BRIEF:
Reproduce each line exactly.

*** DATA PROVIDED

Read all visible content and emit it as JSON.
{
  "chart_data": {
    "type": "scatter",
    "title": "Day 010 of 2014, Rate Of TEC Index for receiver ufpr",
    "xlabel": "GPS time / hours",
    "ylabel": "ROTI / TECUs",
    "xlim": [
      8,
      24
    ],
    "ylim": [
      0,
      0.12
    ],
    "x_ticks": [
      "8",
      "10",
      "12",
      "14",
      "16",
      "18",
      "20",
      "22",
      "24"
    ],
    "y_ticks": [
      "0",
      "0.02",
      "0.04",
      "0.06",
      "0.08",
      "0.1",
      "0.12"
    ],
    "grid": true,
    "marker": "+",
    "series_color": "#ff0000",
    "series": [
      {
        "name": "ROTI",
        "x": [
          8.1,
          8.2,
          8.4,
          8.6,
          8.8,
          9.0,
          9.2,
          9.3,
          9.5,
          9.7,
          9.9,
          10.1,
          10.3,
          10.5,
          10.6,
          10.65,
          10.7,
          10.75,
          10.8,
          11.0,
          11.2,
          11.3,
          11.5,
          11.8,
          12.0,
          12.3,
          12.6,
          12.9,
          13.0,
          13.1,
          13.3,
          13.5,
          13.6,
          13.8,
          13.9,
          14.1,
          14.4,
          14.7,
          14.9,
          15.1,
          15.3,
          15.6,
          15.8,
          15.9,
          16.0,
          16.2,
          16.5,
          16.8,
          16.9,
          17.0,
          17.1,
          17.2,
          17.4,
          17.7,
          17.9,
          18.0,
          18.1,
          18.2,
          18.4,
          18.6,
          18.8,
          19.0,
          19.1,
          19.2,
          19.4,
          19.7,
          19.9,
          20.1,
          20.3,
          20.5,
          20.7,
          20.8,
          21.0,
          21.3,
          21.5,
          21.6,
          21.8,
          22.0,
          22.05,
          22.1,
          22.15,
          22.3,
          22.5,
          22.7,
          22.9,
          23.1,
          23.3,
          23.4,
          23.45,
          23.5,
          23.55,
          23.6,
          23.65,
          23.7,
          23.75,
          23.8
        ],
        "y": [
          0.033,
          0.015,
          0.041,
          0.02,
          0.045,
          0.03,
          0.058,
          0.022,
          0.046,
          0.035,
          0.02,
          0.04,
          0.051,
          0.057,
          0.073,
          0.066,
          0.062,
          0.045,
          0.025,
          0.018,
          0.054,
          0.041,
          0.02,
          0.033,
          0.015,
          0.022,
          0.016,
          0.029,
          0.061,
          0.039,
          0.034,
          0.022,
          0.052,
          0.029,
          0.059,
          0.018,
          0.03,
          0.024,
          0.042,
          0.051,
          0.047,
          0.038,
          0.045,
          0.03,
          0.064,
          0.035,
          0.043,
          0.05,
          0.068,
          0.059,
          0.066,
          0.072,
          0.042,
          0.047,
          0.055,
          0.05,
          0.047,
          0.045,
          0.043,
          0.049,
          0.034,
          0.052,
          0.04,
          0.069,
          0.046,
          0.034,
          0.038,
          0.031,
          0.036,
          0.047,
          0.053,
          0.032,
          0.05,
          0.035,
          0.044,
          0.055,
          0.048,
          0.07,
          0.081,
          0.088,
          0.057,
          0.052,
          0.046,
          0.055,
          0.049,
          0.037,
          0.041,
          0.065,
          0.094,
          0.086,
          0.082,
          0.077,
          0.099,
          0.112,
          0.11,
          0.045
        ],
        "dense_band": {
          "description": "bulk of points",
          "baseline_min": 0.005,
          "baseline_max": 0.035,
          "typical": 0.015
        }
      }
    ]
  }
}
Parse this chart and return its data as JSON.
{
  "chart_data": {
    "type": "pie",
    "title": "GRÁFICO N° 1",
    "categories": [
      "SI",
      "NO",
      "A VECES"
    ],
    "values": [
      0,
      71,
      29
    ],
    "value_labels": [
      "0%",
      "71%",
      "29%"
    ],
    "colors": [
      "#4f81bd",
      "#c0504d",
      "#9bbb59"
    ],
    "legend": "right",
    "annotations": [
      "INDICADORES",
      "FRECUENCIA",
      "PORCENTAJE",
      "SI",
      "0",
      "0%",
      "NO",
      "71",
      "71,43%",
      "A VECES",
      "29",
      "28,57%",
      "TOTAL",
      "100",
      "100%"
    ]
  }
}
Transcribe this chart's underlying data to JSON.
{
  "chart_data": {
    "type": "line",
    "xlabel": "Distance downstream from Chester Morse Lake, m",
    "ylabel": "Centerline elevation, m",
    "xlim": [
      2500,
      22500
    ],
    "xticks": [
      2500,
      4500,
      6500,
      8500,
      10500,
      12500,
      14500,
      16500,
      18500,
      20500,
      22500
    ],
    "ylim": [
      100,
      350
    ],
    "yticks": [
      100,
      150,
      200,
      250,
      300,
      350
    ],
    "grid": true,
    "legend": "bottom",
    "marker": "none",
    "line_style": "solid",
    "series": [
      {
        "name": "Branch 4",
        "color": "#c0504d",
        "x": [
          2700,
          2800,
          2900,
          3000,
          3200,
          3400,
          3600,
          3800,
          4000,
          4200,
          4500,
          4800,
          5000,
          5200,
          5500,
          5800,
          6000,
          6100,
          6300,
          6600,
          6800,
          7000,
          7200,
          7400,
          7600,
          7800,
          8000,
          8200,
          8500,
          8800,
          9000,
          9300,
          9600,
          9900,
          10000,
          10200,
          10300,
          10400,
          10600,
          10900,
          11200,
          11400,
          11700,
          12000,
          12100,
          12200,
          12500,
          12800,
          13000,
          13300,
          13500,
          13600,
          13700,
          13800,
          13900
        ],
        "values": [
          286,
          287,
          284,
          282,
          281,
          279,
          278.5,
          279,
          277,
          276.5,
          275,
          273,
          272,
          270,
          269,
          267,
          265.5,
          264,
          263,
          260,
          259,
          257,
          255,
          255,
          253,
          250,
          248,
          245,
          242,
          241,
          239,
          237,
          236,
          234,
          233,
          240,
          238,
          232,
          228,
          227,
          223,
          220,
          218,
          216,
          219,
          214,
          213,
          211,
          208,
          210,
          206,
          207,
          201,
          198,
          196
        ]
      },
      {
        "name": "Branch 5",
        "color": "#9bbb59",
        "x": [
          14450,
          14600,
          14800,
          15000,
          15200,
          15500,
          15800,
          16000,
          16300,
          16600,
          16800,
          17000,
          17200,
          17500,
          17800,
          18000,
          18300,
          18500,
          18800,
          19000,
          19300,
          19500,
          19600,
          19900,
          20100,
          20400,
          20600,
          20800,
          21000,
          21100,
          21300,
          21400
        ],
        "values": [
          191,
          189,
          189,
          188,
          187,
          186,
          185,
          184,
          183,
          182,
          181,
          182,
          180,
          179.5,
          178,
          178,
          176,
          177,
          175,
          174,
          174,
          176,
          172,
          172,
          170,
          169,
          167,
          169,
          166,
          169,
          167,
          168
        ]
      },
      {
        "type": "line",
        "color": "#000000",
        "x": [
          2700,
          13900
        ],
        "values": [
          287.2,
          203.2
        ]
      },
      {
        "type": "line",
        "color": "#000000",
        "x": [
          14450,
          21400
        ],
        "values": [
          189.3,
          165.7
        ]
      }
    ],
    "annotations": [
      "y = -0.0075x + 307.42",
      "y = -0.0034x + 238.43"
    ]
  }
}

******

ANSWER TO THIS EXERCISE:
Read all visible content and emit it as JSON.
{
  "chart_data": {
    "type": "scatter",
    "title": "Day 010 of 2014, Rate Of TEC Index for receiver ufpr",
    "xlabel": "GPS time / hours",
    "ylabel": "ROTI / TECUs",
    "xlim": [
      8,
      24
    ],
    "ylim": [
      0,
      0.12
    ],
    "x_ticks": [
      "8",
      "10",
      "12",
      "14",
      "16",
      "18",
      "20",
      "22",
      "24"
    ],
    "y_ticks": [
      "0",
      "0.02",
      "0.04",
      "0.06",
      "0.08",
      "0.1",
      "0.12"
    ],
    "grid": true,
    "marker": "+",
    "series_color": "#ff0000",
    "series": [
      {
        "name": "ROTI",
        "x": [
          8.1,
          8.2,
          8.4,
          8.6,
          8.8,
          9.0,
          9.2,
          9.3,
          9.5,
          9.7,
          9.9,
          10.1,
          10.3,
          10.5,
          10.6,
          10.65,
          10.7,
          10.75,
          10.8,
          11.0,
          11.2,
          11.3,
          11.5,
          11.8,
          12.0,
          12.3,
          12.6,
          12.9,
          13.0,
          13.1,
          13.3,
          13.5,
          13.6,
          13.8,
          13.9,
          14.1,
          14.4,
          14.7,
          14.9,
          15.1,
          15.3,
          15.6,
          15.8,
          15.9,
          16.0,
          16.2,
          16.5,
          16.8,
          16.9,
          17.0,
          17.1,
          17.2,
          17.4,
          17.7,
          17.9,
          18.0,
          18.1,
          18.2,
          18.4,
          18.6,
          18.8,
          19.0,
          19.1,
          19.2,
          19.4,
          19.7,
          19.9,
          20.1,
          20.3,
          20.5,
          20.7,
          20.8,
          21.0,
          21.3,
          21.5,
          21.6,
          21.8,
          22.0,
          22.05,
          22.1,
          22.15,
          22.3,
          22.5,
          22.7,
          22.9,
          23.1,
          23.3,
          23.4,
          23.45,
          23.5,
          23.55,
          23.6,
          23.65,
          23.7,
          23.75,
          23.8
        ],
        "y": [
          0.033,
          0.015,
          0.041,
          0.02,
          0.045,
          0.03,
          0.058,
          0.022,
          0.046,
          0.035,
          0.02,
          0.04,
          0.051,
          0.057,
          0.073,
          0.066,
          0.062,
          0.045,
          0.025,
          0.018,
          0.054,
          0.041,
          0.02,
          0.033,
          0.015,
          0.022,
          0.016,
          0.029,
          0.061,
          0.039,
          0.034,
          0.022,
          0.052,
          0.029,
          0.059,
          0.018,
          0.03,
          0.024,
          0.042,
          0.051,
          0.047,
          0.038,
          0.045,
          0.03,
          0.064,
          0.035,
          0.043,
          0.05,
          0.068,
          0.059,
          0.066,
          0.072,
          0.042,
          0.047,
          0.055,
          0.05,
          0.047,
          0.045,
          0.043,
          0.049,
          0.034,
          0.052,
          0.04,
          0.069,
          0.046,
          0.034,
          0.038,
          0.031,
          0.036,
          0.047,
          0.053,
          0.032,
          0.05,
          0.035,
          0.044,
          0.055,
          0.048,
          0.07,
          0.081,
          0.088,
          0.057,
          0.052,
          0.046,
          0.055,
          0.049,
          0.037,
          0.041,
          0.065,
          0.094,
          0.086,
          0.082,
          0.077,
          0.099,
          0.112,
          0.11,
          0.045
        ],
        "dense_band": {
          "description": "bulk of points",
          "baseline_min": 0.005,
          "baseline_max": 0.035,
          "typical": 0.015
        }
      }
    ]
  }
}
Parse this chart and return its data as JSON.
{
  "chart_data": {
    "type": "pie",
    "title": "GRÁFICO N° 1",
    "categories": [
      "SI",
      "NO",
      "A VECES"
    ],
    "values": [
      0,
      71,
      29
    ],
    "value_labels": [
      "0%",
      "71%",
      "29%"
    ],
    "colors": [
      "#4f81bd",
      "#c0504d",
      "#9bbb59"
    ],
    "legend": "right",
    "annotations": [
      "INDICADORES",
      "FRECUENCIA",
      "PORCENTAJE",
      "SI",
      "0",
      "0%",
      "NO",
      "71",
      "71,43%",
      "A VECES",
      "29",
      "28,57%",
      "TOTAL",
      "100",
      "100%"
    ]
  }
}
Transcribe this chart's underlying data to JSON.
{
  "chart_data": {
    "type": "line",
    "xlabel": "Distance downstream from Chester Morse Lake, m",
    "ylabel": "Centerline elevation, m",
    "xlim": [
      2500,
      22500
    ],
    "xticks": [
      2500,
      4500,
      6500,
      8500,
      10500,
      12500,
      14500,
      16500,
      18500,
      20500,
      22500
    ],
    "ylim": [
      100,
      350
    ],
    "yticks": [
      100,
      150,
      200,
      250,
      300,
      350
    ],
    "grid": true,
    "legend": "bottom",
    "marker": "none",
    "line_style": "solid",
    "series": [
      {
        "name": "Branch 4",
        "color": "#c0504d",
        "x": [
          2700,
          2800,
          2900,
          3000,
          3200,
          3400,
          3600,
          3800,
          4000,
          4200,
          4500,
          4800,
          5000,
          5200,
          5500,
          5800,
          6000,
          6100,
          6300,
          6600,
          6800,
          7000,
          7200,
          7400,
          7600,
          7800,
          8000,
          8200,
          8500,
          8800,
          9000,
          9300,
          9600,
          9900,
          10000,
          10200,
          10300,
          10400,
          10600,
          10900,
          11200,
          11400,
          11700,
          12000,
          12100,
          12200,
          12500,
          12800,
          13000,
          13300,
          13500,
          13600,
          13700,
          13800,
          13900
        ],
        "values": [
          286,
          287,
          284,
          282,
          281,
          279,
          278.5,
          279,
          277,
          276.5,
          275,
          273,
          272,
          270,
          269,
          267,
          265.5,
          264,
          263,
          260,
          259,
          257,
          255,
          255,
          253,
          250,
          248,
          245,
          242,
          241,
          239,
          237,
          236,
          234,
          233,
          240,
          238,
          232,
          228,
          227,
          223,
          220,
          218,
          216,
          219,
          214,
          213,
          211,
          208,
          210,
          206,
          207,
          201,
          198,
          196
        ]
      },
      {
        "name": "Branch 5",
        "color": "#9bbb59",
        "x": [
          14450,
          14600,
          14800,
          15000,
          15200,
          15500,
          15800,
          16000,
          16300,
          16600,
          16800,
          17000,
          17200,
          17500,
          17800,
          18000,
          18300,
          18500,
          18800,
          19000,
          19300,
          19500,
          19600,
          19900,
          20100,
          20400,
          20600,
          20800,
          21000,
          21100,
          21300,
          21400
        ],
        "values": [
          191,
          189,
          189,
          188,
          187,
          186,
          185,
          184,
          183,
          182,
          181,
          182,
          180,
          179.5,
          178,
          178,
          176,
          177,
          175,
          174,
          174,
          176,
          172,
          172,
          170,
          169,
          167,
          169,
          166,
          169,
          167,
          168
        ]
      },
      {
        "type": "line",
        "color": "#000000",
        "x": [
          2700,
          13900
        ],
        "values": [
          287.2,
          203.2
        ]
      },
      {
        "type": "line",
        "color": "#000000",
        "x": [
          14450,
          21400
        ],
        "values": [
          189.3,
          165.7
        ]
      }
    ],
    "annotations": [
      "y = -0.0075x + 307.42",
      "y = -0.0034x + 238.43"
    ]
  }
}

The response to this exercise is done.